▶ TASK REQUIREMENTS: Go through the records line by line and work out how many lines hold the word "Back". Answer with the number only.

▶ RECORD LIST:
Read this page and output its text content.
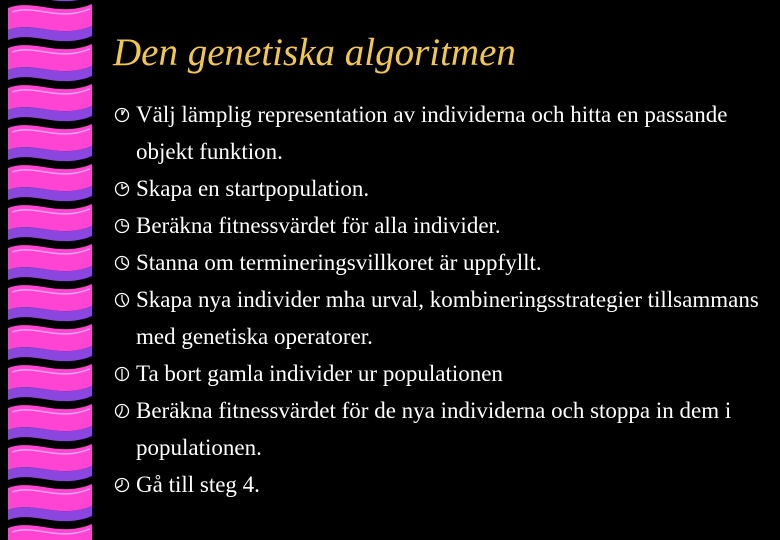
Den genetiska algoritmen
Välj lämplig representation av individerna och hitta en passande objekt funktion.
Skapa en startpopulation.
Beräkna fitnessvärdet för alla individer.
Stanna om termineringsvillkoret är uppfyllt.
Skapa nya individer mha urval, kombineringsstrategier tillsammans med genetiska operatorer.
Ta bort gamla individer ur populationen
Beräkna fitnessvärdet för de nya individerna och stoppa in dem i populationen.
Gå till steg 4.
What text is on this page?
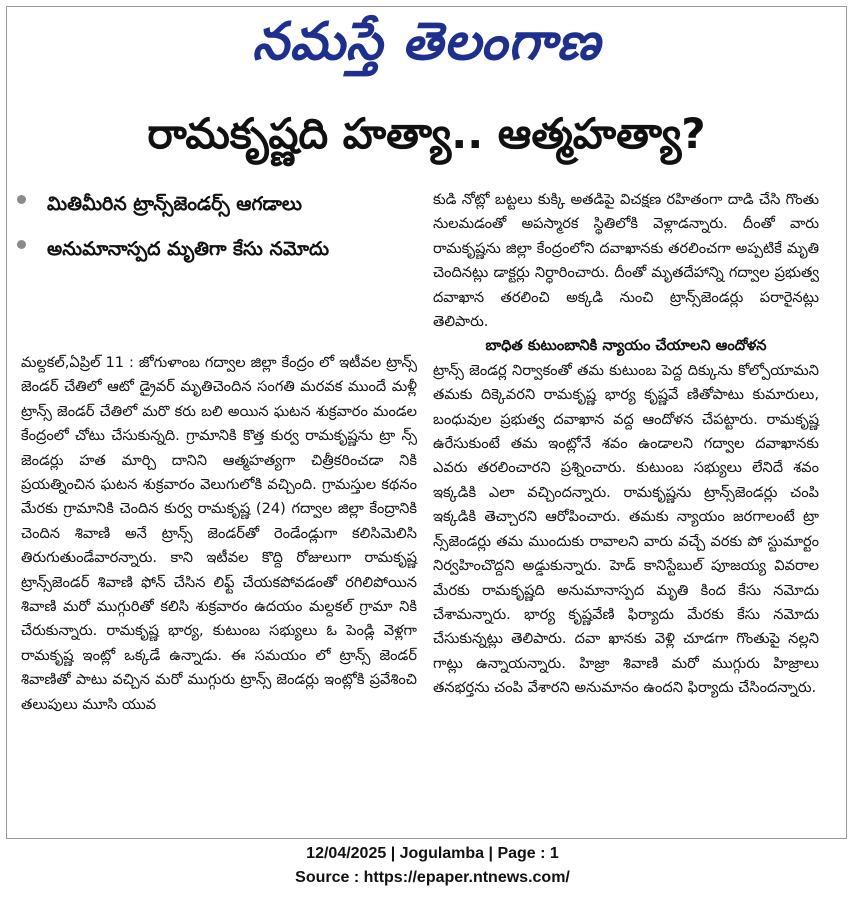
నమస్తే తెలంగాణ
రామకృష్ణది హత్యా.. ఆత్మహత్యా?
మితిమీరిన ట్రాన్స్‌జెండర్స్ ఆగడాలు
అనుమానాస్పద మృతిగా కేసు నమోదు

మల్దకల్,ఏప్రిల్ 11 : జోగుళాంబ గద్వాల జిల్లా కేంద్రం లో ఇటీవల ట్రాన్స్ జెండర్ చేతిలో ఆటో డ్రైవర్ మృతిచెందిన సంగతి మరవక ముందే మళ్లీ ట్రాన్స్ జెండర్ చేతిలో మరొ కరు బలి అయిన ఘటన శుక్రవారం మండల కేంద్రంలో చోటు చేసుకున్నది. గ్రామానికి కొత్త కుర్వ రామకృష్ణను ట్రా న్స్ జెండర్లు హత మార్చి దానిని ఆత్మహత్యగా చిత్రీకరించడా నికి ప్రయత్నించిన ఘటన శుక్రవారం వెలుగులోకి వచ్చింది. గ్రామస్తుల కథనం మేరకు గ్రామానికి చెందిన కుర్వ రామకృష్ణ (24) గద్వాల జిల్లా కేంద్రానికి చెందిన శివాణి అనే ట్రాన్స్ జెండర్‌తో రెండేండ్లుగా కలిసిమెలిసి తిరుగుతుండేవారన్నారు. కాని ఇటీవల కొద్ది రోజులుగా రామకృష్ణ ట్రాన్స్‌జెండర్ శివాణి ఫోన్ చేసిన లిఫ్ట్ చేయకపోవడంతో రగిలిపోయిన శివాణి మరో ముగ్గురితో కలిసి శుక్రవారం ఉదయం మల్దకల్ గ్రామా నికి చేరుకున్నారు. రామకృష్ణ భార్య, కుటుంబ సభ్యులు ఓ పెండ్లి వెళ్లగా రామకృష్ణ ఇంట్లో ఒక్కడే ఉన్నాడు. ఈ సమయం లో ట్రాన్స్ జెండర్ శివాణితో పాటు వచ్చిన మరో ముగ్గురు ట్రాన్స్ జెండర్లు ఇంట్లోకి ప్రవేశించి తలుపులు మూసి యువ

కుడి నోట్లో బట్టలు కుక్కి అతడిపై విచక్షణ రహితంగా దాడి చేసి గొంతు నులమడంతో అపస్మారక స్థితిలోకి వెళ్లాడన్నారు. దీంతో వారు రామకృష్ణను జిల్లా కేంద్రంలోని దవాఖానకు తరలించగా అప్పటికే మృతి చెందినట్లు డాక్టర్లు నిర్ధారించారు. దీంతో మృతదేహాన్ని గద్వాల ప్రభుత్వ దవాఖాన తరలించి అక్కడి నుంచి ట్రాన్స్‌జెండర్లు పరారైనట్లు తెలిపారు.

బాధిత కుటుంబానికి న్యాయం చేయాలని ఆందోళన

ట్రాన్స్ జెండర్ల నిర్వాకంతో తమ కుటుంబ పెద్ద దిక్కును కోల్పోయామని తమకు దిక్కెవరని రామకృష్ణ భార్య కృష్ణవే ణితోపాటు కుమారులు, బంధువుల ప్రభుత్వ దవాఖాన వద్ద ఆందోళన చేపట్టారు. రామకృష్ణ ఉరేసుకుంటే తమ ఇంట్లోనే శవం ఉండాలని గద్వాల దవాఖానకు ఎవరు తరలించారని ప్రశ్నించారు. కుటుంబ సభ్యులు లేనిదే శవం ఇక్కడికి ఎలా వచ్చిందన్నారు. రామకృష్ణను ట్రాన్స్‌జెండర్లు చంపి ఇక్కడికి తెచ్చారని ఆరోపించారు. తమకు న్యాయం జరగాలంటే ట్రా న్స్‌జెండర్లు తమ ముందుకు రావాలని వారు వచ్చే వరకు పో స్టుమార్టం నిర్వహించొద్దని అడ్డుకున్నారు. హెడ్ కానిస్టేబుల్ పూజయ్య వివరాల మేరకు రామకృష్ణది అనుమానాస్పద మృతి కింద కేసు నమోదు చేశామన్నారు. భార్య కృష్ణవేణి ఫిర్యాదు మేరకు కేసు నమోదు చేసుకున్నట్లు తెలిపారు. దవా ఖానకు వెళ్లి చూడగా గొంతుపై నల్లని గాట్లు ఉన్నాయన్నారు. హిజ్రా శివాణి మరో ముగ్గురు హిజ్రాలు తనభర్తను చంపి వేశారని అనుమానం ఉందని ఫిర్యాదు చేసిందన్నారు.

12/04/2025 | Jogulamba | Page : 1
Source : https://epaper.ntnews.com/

...

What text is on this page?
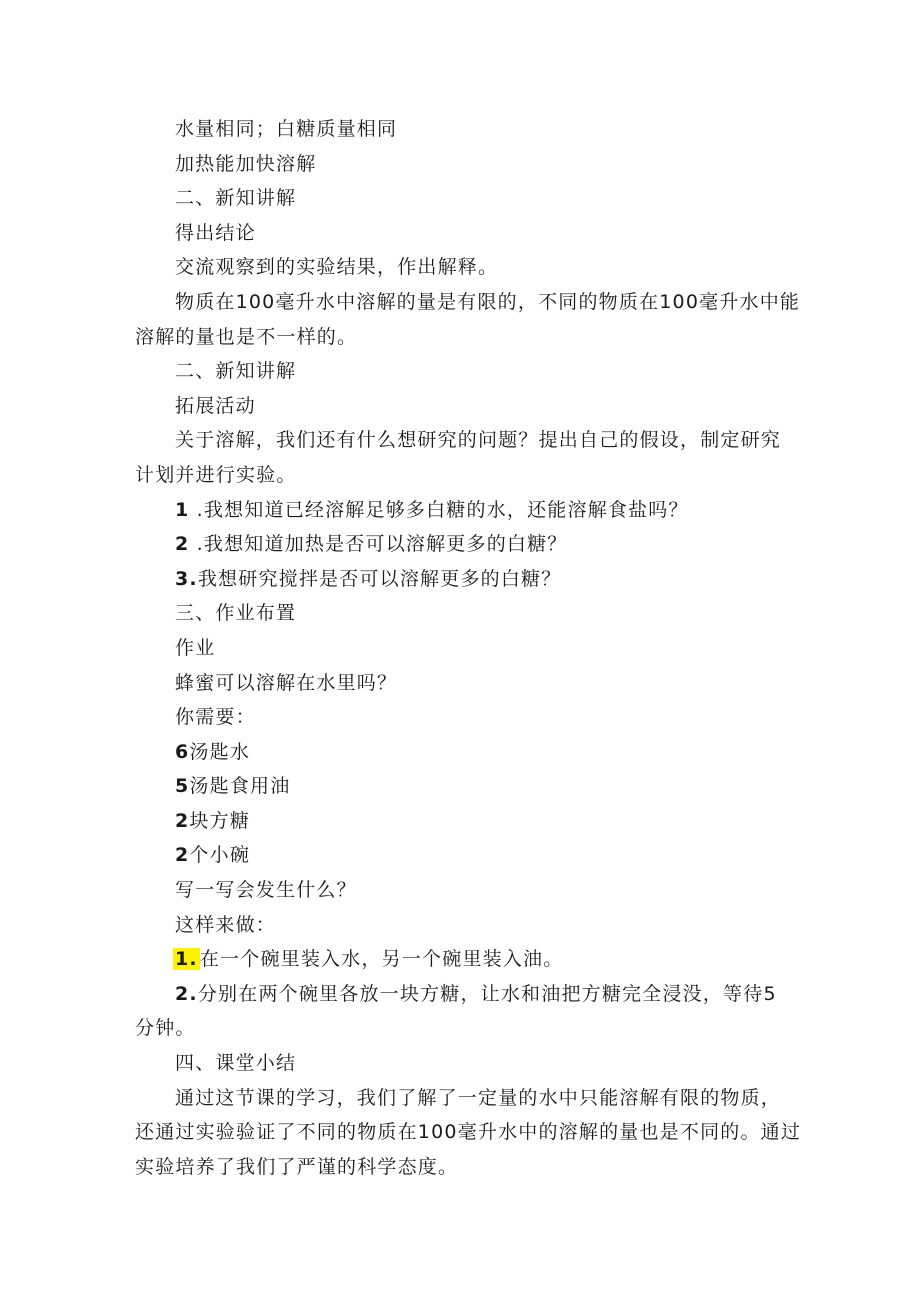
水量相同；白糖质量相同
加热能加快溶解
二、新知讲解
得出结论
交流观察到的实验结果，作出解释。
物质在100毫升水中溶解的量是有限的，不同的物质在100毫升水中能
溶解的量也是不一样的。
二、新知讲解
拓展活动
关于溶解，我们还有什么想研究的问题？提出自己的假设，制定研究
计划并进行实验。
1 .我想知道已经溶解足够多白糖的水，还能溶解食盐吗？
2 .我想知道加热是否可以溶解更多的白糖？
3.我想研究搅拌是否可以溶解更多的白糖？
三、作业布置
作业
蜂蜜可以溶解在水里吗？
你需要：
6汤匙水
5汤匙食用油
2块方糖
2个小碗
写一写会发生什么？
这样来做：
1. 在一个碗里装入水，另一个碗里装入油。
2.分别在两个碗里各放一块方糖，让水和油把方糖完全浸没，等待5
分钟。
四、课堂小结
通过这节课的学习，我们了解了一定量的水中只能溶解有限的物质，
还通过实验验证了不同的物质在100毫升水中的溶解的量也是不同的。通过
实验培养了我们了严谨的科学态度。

* * *

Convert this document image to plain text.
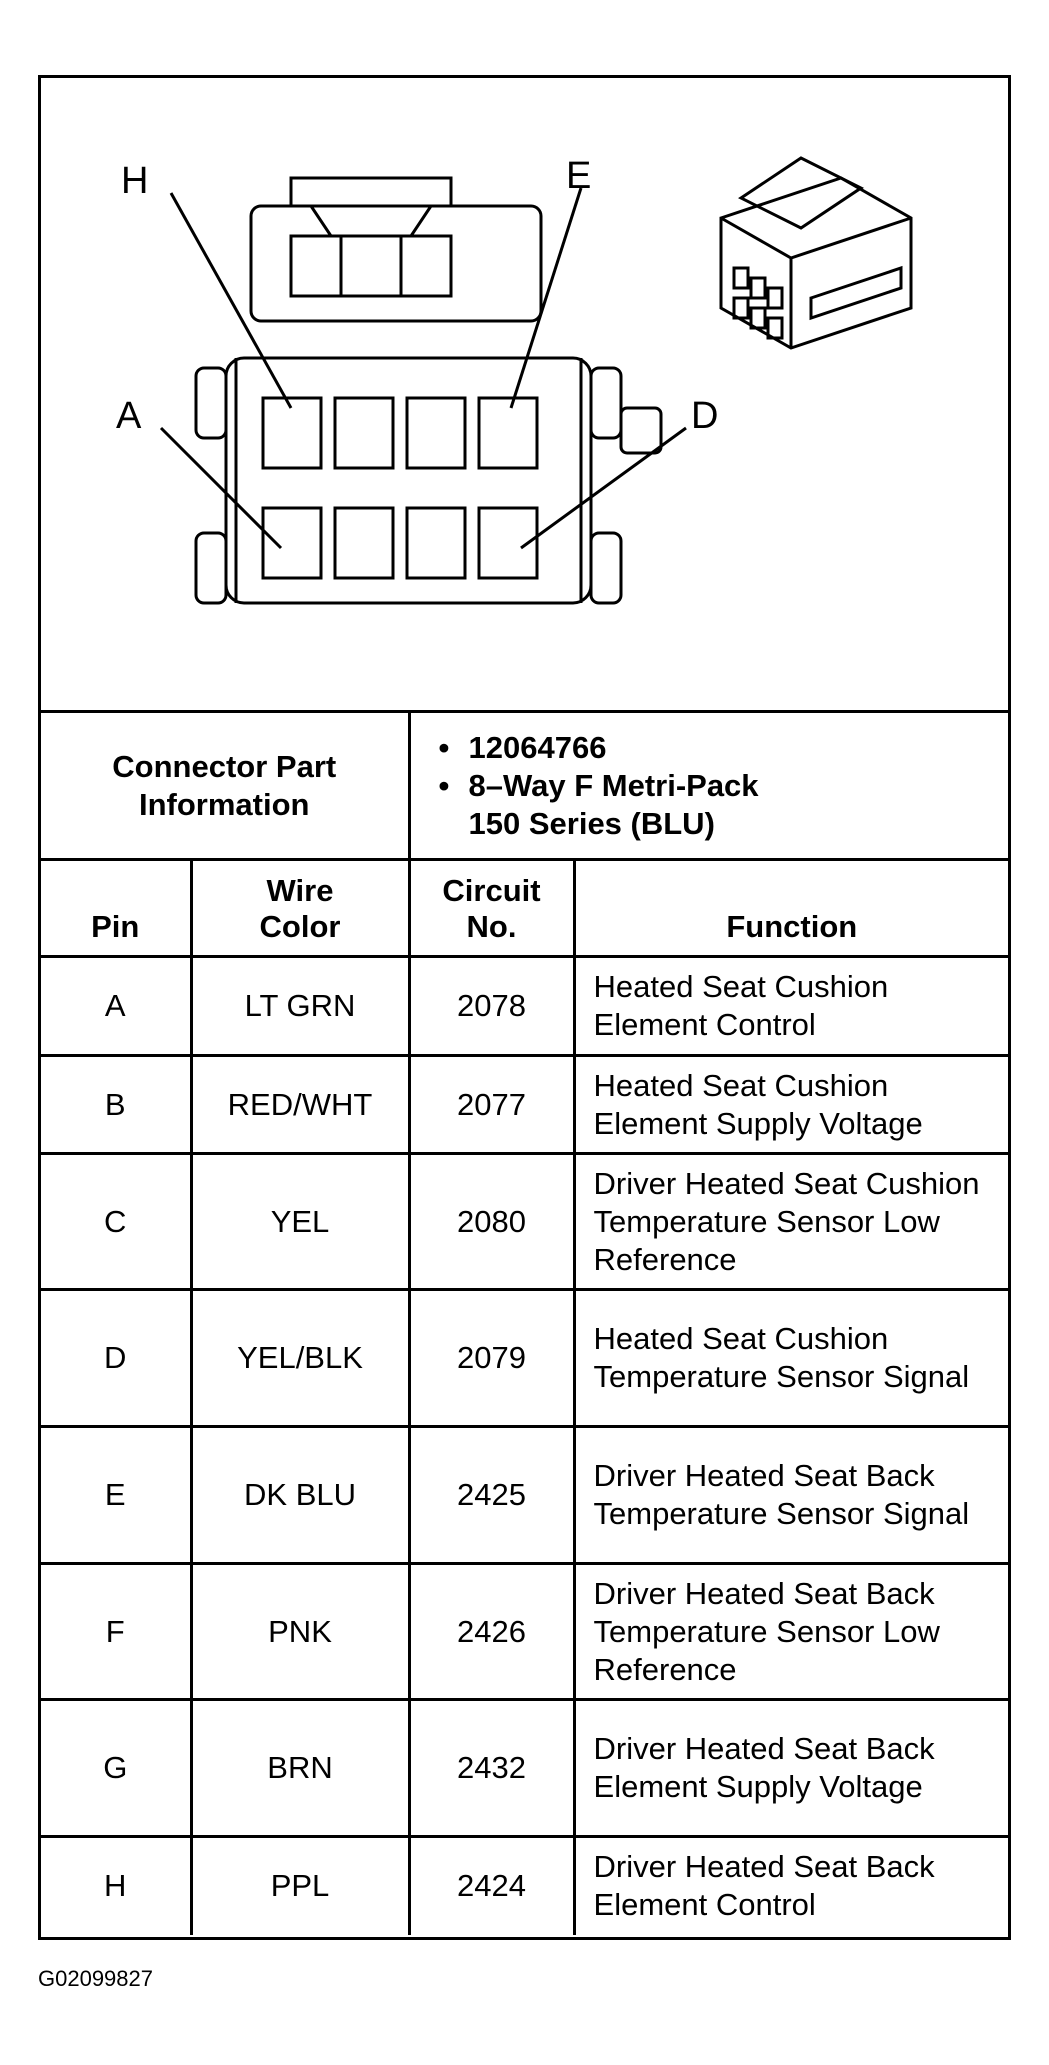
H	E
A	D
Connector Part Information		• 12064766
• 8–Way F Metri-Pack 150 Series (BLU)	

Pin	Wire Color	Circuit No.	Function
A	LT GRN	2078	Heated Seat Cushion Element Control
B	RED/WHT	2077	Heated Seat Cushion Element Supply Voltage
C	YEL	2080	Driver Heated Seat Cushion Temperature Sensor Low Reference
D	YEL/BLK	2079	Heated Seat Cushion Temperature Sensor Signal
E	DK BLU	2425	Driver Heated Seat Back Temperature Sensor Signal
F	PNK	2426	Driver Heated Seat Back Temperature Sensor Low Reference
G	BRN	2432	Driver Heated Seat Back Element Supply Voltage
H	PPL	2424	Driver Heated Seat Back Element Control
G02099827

▶ TASK ANSWER: 4